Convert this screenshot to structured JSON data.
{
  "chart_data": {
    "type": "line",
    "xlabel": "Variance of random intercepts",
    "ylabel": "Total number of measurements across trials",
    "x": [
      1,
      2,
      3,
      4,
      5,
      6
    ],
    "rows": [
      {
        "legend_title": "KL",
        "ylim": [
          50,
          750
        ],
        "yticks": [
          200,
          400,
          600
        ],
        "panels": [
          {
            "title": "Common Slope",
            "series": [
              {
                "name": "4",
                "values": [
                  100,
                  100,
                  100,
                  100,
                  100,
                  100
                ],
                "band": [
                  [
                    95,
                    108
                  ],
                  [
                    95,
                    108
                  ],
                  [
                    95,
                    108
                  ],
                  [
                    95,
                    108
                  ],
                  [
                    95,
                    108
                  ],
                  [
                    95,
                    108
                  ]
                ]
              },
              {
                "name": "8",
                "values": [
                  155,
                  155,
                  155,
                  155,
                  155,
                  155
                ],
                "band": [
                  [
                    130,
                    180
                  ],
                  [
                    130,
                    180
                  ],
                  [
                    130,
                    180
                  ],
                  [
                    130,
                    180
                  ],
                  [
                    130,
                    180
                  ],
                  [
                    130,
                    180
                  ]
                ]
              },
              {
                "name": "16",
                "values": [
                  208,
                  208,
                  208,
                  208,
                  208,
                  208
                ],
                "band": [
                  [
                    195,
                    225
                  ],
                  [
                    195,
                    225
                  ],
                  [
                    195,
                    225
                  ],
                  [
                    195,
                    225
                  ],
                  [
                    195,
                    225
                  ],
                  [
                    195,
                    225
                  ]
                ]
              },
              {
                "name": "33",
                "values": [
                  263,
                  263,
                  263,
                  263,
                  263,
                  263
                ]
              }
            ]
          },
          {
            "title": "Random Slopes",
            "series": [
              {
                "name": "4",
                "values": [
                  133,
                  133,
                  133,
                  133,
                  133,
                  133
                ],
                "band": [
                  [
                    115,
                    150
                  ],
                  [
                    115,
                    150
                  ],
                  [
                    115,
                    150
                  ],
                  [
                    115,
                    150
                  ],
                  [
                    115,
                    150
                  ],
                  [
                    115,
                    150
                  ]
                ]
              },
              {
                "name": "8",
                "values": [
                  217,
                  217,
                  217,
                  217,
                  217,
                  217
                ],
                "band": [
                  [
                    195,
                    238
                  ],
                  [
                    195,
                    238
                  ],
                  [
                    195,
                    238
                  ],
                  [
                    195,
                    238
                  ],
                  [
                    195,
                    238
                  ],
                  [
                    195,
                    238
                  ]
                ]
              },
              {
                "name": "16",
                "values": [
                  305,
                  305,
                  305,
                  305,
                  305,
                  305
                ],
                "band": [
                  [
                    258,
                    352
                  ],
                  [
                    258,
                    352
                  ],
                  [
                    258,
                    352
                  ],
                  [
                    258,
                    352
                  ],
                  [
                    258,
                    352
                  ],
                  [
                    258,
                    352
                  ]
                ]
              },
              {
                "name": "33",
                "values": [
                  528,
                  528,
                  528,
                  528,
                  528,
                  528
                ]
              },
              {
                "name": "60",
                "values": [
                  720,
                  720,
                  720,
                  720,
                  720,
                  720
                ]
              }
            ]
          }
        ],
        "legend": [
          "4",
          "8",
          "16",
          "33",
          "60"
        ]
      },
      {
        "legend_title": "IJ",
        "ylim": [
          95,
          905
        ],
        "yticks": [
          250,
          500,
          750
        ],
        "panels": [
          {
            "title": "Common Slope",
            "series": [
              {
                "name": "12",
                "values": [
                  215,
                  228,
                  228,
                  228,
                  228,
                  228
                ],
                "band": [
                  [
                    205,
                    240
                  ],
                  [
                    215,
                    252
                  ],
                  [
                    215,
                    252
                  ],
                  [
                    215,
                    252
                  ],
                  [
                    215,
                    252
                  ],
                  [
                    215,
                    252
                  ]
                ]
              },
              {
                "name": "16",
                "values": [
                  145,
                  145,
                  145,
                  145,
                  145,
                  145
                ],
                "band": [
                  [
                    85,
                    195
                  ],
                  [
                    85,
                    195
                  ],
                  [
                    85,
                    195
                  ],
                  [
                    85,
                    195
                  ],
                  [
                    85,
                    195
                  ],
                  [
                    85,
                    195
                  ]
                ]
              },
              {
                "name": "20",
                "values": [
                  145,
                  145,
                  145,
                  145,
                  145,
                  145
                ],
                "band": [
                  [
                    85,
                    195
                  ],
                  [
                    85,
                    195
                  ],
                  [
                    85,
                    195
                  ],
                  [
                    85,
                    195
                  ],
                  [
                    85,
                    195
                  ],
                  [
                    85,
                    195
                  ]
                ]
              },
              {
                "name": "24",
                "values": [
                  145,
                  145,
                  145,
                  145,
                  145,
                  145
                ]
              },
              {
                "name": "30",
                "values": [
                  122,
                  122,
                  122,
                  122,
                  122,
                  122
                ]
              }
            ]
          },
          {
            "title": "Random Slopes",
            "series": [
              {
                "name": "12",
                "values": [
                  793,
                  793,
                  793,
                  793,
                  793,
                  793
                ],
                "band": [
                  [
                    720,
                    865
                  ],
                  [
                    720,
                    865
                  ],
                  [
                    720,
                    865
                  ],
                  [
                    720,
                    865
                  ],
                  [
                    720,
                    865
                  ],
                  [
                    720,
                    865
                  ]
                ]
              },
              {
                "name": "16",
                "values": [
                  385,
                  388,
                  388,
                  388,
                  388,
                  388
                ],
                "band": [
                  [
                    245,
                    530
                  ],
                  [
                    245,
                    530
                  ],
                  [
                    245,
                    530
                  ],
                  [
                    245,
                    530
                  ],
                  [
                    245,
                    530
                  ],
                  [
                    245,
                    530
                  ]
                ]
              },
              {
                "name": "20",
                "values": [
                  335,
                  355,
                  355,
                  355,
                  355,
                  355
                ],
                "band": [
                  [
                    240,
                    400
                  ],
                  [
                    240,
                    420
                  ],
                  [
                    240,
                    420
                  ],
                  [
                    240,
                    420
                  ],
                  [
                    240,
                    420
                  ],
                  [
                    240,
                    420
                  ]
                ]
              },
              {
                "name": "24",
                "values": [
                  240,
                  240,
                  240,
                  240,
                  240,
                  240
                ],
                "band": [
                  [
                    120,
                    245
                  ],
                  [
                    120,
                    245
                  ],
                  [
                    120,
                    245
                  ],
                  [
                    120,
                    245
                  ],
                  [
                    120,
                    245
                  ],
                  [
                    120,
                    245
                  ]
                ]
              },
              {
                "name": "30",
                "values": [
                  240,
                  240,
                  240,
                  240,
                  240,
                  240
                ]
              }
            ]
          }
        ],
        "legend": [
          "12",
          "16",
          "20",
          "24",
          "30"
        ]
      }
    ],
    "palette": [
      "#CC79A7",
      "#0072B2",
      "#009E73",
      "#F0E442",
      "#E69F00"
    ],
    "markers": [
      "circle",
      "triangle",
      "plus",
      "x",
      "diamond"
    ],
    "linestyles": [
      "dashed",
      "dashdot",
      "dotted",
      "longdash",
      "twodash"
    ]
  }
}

(YOUR OBJECTIVE): Each of the records should be retyped exactly.

(OUTPUT BELOW):
Convert this screenshot to structured JSON data.
{
  "chart_data": {
    "type": "line",
    "xlabel": "Variance of random intercepts",
    "ylabel": "Total number of measurements across trials",
    "x": [
      1,
      2,
      3,
      4,
      5,
      6
    ],
    "rows": [
      {
        "legend_title": "KL",
        "ylim": [
          50,
          750
        ],
        "yticks": [
          200,
          400,
          600
        ],
        "panels": [
          {
            "title": "Common Slope",
            "series": [
              {
                "name": "4",
                "values": [
                  100,
                  100,
                  100,
                  100,
                  100,
                  100
                ],
                "band": [
                  [
                    95,
                    108
                  ],
                  [
                    95,
                    108
                  ],
                  [
                    95,
                    108
                  ],
                  [
                    95,
                    108
                  ],
                  [
                    95,
                    108
                  ],
                  [
                    95,
                    108
                  ]
                ]
              },
              {
                "name": "8",
                "values": [
                  155,
                  155,
                  155,
                  155,
                  155,
                  155
                ],
                "band": [
                  [
                    130,
                    180
                  ],
                  [
                    130,
                    180
                  ],
                  [
                    130,
                    180
                  ],
                  [
                    130,
                    180
                  ],
                  [
                    130,
                    180
                  ],
                  [
                    130,
                    180
                  ]
                ]
              },
              {
                "name": "16",
                "values": [
                  208,
                  208,
                  208,
                  208,
                  208,
                  208
                ],
                "band": [
                  [
                    195,
                    225
                  ],
                  [
                    195,
                    225
                  ],
                  [
                    195,
                    225
                  ],
                  [
                    195,
                    225
                  ],
                  [
                    195,
                    225
                  ],
                  [
                    195,
                    225
                  ]
                ]
              },
              {
                "name": "33",
                "values": [
                  263,
                  263,
                  263,
                  263,
                  263,
                  263
                ]
              }
            ]
          },
          {
            "title": "Random Slopes",
            "series": [
              {
                "name": "4",
                "values": [
                  133,
                  133,
                  133,
                  133,
                  133,
                  133
                ],
                "band": [
                  [
                    115,
                    150
                  ],
                  [
                    115,
                    150
                  ],
                  [
                    115,
                    150
                  ],
                  [
                    115,
                    150
                  ],
                  [
                    115,
                    150
                  ],
                  [
                    115,
                    150
                  ]
                ]
              },
              {
                "name": "8",
                "values": [
                  217,
                  217,
                  217,
                  217,
                  217,
                  217
                ],
                "band": [
                  [
                    195,
                    238
                  ],
                  [
                    195,
                    238
                  ],
                  [
                    195,
                    238
                  ],
                  [
                    195,
                    238
                  ],
                  [
                    195,
                    238
                  ],
                  [
                    195,
                    238
                  ]
                ]
              },
              {
                "name": "16",
                "values": [
                  305,
                  305,
                  305,
                  305,
                  305,
                  305
                ],
                "band": [
                  [
                    258,
                    352
                  ],
                  [
                    258,
                    352
                  ],
                  [
                    258,
                    352
                  ],
                  [
                    258,
                    352
                  ],
                  [
                    258,
                    352
                  ],
                  [
                    258,
                    352
                  ]
                ]
              },
              {
                "name": "33",
                "values": [
                  528,
                  528,
                  528,
                  528,
                  528,
                  528
                ]
              },
              {
                "name": "60",
                "values": [
                  720,
                  720,
                  720,
                  720,
                  720,
                  720
                ]
              }
            ]
          }
        ],
        "legend": [
          "4",
          "8",
          "16",
          "33",
          "60"
        ]
      },
      {
        "legend_title": "IJ",
        "ylim": [
          95,
          905
        ],
        "yticks": [
          250,
          500,
          750
        ],
        "panels": [
          {
            "title": "Common Slope",
            "series": [
              {
                "name": "12",
                "values": [
                  215,
                  228,
                  228,
                  228,
                  228,
                  228
                ],
                "band": [
                  [
                    205,
                    240
                  ],
                  [
                    215,
                    252
                  ],
                  [
                    215,
                    252
                  ],
                  [
                    215,
                    252
                  ],
                  [
                    215,
                    252
                  ],
                  [
                    215,
                    252
                  ]
                ]
              },
              {
                "name": "16",
                "values": [
                  145,
                  145,
                  145,
                  145,
                  145,
                  145
                ],
                "band": [
                  [
                    85,
                    195
                  ],
                  [
                    85,
                    195
                  ],
                  [
                    85,
                    195
                  ],
                  [
                    85,
                    195
                  ],
                  [
                    85,
                    195
                  ],
                  [
                    85,
                    195
                  ]
                ]
              },
              {
                "name": "20",
                "values": [
                  145,
                  145,
                  145,
                  145,
                  145,
                  145
                ],
                "band": [
                  [
                    85,
                    195
                  ],
                  [
                    85,
                    195
                  ],
                  [
                    85,
                    195
                  ],
                  [
                    85,
                    195
                  ],
                  [
                    85,
                    195
                  ],
                  [
                    85,
                    195
                  ]
                ]
              },
              {
                "name": "24",
                "values": [
                  145,
                  145,
                  145,
                  145,
                  145,
                  145
                ]
              },
              {
                "name": "30",
                "values": [
                  122,
                  122,
                  122,
                  122,
                  122,
                  122
                ]
              }
            ]
          },
          {
            "title": "Random Slopes",
            "series": [
              {
                "name": "12",
                "values": [
                  793,
                  793,
                  793,
                  793,
                  793,
                  793
                ],
                "band": [
                  [
                    720,
                    865
                  ],
                  [
                    720,
                    865
                  ],
                  [
                    720,
                    865
                  ],
                  [
                    720,
                    865
                  ],
                  [
                    720,
                    865
                  ],
                  [
                    720,
                    865
                  ]
                ]
              },
              {
                "name": "16",
                "values": [
                  385,
                  388,
                  388,
                  388,
                  388,
                  388
                ],
                "band": [
                  [
                    245,
                    530
                  ],
                  [
                    245,
                    530
                  ],
                  [
                    245,
                    530
                  ],
                  [
                    245,
                    530
                  ],
                  [
                    245,
                    530
                  ],
                  [
                    245,
                    530
                  ]
                ]
              },
              {
                "name": "20",
                "values": [
                  335,
                  355,
                  355,
                  355,
                  355,
                  355
                ],
                "band": [
                  [
                    240,
                    400
                  ],
                  [
                    240,
                    420
                  ],
                  [
                    240,
                    420
                  ],
                  [
                    240,
                    420
                  ],
                  [
                    240,
                    420
                  ],
                  [
                    240,
                    420
                  ]
                ]
              },
              {
                "name": "24",
                "values": [
                  240,
                  240,
                  240,
                  240,
                  240,
                  240
                ],
                "band": [
                  [
                    120,
                    245
                  ],
                  [
                    120,
                    245
                  ],
                  [
                    120,
                    245
                  ],
                  [
                    120,
                    245
                  ],
                  [
                    120,
                    245
                  ],
                  [
                    120,
                    245
                  ]
                ]
              },
              {
                "name": "30",
                "values": [
                  240,
                  240,
                  240,
                  240,
                  240,
                  240
                ]
              }
            ]
          }
        ],
        "legend": [
          "12",
          "16",
          "20",
          "24",
          "30"
        ]
      }
    ],
    "palette": [
      "#CC79A7",
      "#0072B2",
      "#009E73",
      "#F0E442",
      "#E69F00"
    ],
    "markers": [
      "circle",
      "triangle",
      "plus",
      "x",
      "diamond"
    ],
    "linestyles": [
      "dashed",
      "dashdot",
      "dotted",
      "longdash",
      "twodash"
    ]
  }
}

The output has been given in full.